[MATERIAL PROVIDED]:

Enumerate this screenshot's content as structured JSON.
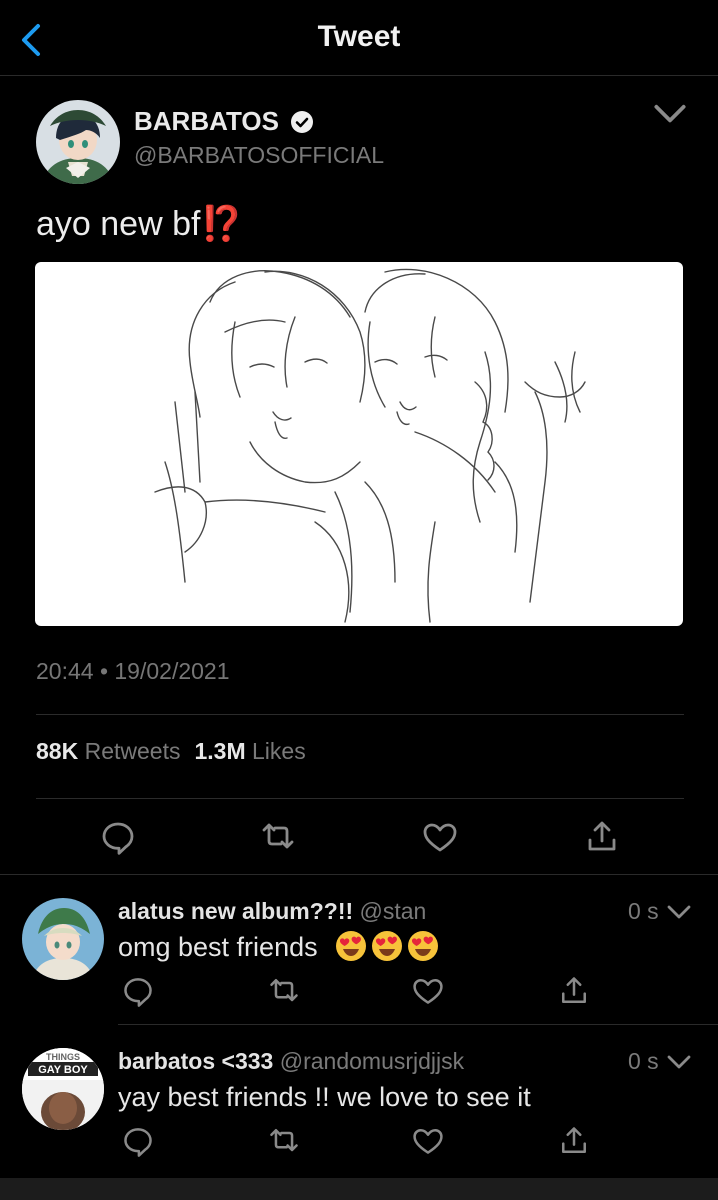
{
  "header": {
    "title": "Tweet"
  },
  "tweet": {
    "author_name": "BARBATOS",
    "author_handle": "@BARBATOSOFFICIAL",
    "text": "ayo new bf",
    "emoji": "⁉️",
    "timestamp": "20:44 • 19/02/2021",
    "stats": [
      {
        "num": "88K",
        "label": "Retweets"
      },
      {
        "num": "1.3M",
        "label": "Likes"
      }
    ]
  },
  "replies": [
    {
      "name": "alatus new album??!!",
      "handle": "@stan",
      "time": "0 s",
      "text": "omg best friends"
    },
    {
      "name": "barbatos <333",
      "handle": "@randomusrjdjjsk",
      "time": "0 s",
      "text": "yay best friends !! we love to see it",
      "avatar_text": "GAY BOY",
      "avatar_text_top": "THINGS"
    }
  ],
  "icons": [
    "back-chevron-icon",
    "verified-badge-icon",
    "chevron-down-icon",
    "reply-icon",
    "retweet-icon",
    "like-icon",
    "share-icon",
    "heart-eyes-emoji"
  ],
  "colors": {
    "accent": "#1d9bf0",
    "background": "#000000",
    "secondary_text": "#7a7a7a"
  }
}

[DESCRIPTION OF THE TASK]: Copy out all the records exactly, excluding pictures.

[ANSWER FOR THE TASK]:
Enumerate this screenshot's content as structured JSON.
{
  "header": {
    "title": "Tweet"
  },
  "tweet": {
    "author_name": "BARBATOS",
    "author_handle": "@BARBATOSOFFICIAL",
    "text": "ayo new bf",
    "emoji": "⁉️",
    "timestamp": "20:44 • 19/02/2021",
    "stats": [
      {
        "num": "88K",
        "label": "Retweets"
      },
      {
        "num": "1.3M",
        "label": "Likes"
      }
    ]
  },
  "replies": [
    {
      "name": "alatus new album??!!",
      "handle": "@stan",
      "time": "0 s",
      "text": "omg best friends"
    },
    {
      "name": "barbatos <333",
      "handle": "@randomusrjdjjsk",
      "time": "0 s",
      "text": "yay best friends !! we love to see it",
      "avatar_text": "GAY BOY",
      "avatar_text_top": "THINGS"
    }
  ],
  "icons": [
    "back-chevron-icon",
    "verified-badge-icon",
    "chevron-down-icon",
    "reply-icon",
    "retweet-icon",
    "like-icon",
    "share-icon",
    "heart-eyes-emoji"
  ],
  "colors": {
    "accent": "#1d9bf0",
    "background": "#000000",
    "secondary_text": "#7a7a7a"
  }
}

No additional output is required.